** What you are asked to do **
Give the number of lines in the records below that include "Puławy". Reply with that number alone.

** Dataset **

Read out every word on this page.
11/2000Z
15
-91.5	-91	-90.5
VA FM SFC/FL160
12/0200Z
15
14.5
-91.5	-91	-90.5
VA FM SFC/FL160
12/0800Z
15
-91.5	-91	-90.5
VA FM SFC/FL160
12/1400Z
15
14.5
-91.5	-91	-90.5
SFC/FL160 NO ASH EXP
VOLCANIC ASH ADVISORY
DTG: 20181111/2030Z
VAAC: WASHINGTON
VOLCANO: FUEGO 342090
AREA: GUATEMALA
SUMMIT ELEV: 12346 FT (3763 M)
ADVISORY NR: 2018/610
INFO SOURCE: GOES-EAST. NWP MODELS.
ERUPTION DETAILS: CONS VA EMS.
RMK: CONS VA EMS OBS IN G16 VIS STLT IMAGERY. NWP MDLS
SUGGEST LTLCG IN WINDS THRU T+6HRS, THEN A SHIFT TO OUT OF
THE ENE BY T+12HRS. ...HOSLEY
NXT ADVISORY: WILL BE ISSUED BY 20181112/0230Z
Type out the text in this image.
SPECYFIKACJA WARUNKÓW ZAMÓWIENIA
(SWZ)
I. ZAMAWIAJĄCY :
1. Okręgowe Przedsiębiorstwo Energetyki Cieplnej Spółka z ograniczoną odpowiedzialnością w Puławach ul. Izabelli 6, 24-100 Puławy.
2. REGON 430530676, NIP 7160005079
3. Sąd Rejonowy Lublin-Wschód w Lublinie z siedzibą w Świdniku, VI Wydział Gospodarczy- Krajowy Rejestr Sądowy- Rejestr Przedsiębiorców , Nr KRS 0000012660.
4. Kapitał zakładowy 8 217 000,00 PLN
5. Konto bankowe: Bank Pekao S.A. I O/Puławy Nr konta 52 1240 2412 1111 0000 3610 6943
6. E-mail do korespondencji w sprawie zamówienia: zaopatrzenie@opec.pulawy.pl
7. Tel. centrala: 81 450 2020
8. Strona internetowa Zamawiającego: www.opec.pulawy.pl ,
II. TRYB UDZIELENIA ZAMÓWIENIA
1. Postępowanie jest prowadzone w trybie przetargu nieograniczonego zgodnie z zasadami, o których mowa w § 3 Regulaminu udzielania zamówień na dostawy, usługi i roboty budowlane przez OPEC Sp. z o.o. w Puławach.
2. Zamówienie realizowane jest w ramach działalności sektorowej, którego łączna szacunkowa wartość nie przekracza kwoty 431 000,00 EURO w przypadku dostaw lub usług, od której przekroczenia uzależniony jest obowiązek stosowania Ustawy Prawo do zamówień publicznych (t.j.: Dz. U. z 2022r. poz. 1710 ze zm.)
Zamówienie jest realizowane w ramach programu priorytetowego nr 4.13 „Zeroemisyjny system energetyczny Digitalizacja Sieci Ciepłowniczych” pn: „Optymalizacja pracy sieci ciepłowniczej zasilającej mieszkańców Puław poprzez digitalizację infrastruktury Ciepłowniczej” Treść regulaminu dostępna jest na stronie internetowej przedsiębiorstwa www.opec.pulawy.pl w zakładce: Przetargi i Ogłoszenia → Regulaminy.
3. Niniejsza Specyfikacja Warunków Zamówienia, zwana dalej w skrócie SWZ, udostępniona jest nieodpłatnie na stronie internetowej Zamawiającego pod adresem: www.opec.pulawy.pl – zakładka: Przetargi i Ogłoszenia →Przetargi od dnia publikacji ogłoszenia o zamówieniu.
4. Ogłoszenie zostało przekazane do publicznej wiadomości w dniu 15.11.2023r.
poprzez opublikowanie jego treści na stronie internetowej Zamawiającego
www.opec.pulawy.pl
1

** Exercise output **
2